- **Set exercise**:
Copy out lines with the word "Luruna" from the material that follows.

***

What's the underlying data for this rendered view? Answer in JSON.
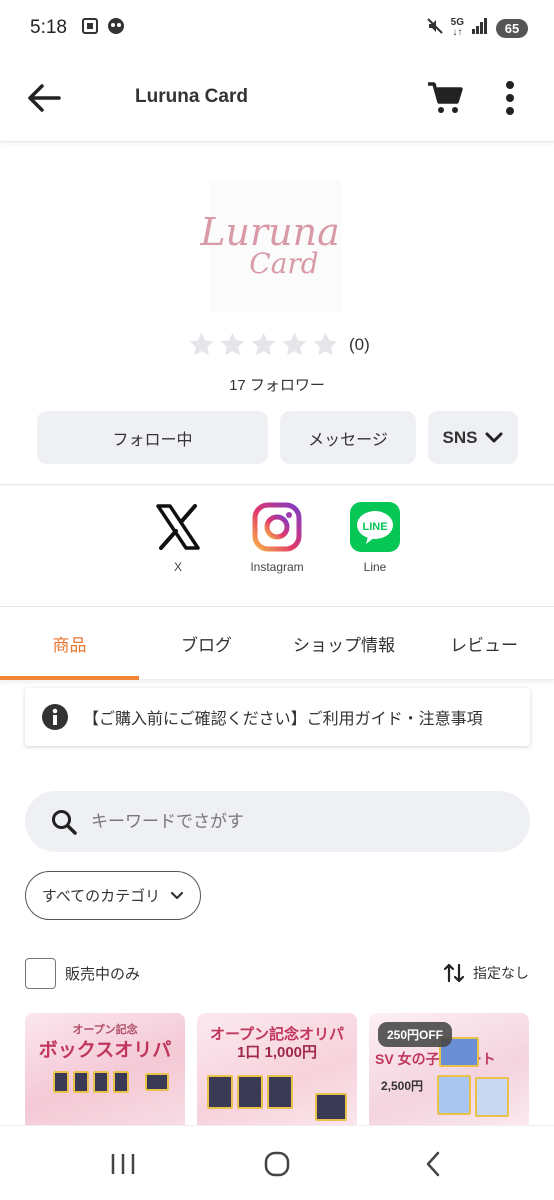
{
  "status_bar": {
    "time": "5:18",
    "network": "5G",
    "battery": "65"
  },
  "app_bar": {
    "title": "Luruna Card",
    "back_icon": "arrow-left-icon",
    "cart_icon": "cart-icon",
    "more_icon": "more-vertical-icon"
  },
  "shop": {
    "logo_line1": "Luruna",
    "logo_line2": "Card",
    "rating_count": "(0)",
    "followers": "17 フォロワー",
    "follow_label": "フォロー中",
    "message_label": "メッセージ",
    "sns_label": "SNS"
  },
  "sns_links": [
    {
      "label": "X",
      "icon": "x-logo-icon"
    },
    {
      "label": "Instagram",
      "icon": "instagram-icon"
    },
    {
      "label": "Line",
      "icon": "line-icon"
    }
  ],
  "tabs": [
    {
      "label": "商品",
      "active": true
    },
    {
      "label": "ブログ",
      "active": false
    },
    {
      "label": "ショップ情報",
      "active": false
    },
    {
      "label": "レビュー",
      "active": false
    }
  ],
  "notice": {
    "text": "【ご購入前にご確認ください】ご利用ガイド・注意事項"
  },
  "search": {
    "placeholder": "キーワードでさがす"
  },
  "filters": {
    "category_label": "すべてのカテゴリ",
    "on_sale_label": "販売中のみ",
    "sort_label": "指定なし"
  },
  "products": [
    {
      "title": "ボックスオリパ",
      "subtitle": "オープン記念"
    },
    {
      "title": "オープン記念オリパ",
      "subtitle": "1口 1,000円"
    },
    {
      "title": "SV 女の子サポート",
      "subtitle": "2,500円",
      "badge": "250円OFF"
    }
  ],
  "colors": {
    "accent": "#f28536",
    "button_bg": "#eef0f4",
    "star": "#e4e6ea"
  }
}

***

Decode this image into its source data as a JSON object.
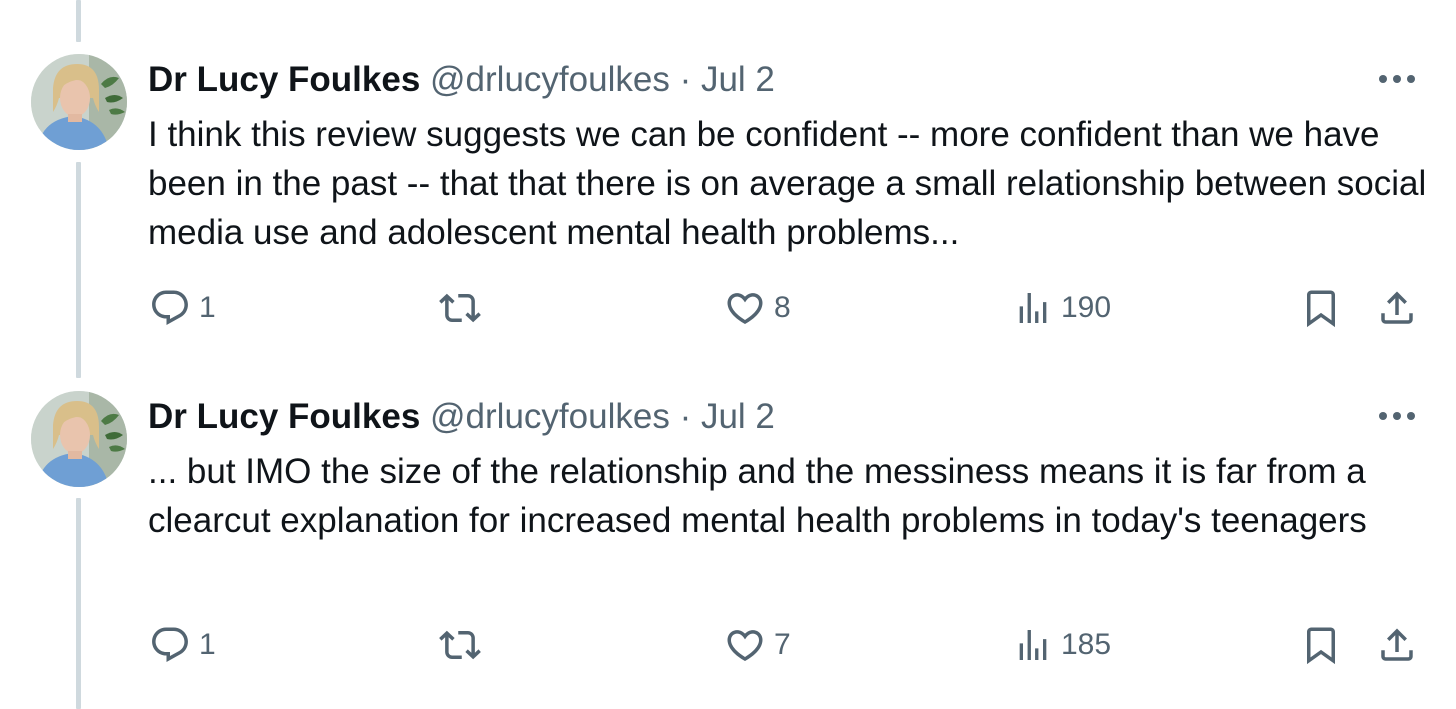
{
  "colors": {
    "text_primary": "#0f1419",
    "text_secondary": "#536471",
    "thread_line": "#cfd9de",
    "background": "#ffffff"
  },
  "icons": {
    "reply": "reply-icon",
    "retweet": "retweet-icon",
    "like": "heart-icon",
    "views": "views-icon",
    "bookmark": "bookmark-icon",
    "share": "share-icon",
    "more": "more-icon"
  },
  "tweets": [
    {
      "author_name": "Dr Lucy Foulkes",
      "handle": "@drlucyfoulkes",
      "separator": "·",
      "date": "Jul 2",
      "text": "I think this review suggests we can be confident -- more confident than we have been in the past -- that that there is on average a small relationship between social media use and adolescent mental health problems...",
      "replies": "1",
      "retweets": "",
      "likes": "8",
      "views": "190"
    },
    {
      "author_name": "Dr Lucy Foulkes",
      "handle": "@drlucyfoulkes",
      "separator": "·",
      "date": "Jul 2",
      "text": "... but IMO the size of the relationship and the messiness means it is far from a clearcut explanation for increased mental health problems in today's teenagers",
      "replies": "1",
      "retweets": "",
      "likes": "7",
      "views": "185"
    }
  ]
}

***

- **Full answer**:
    "title": "Luruna Card",
    "logo_line1": "Luruna",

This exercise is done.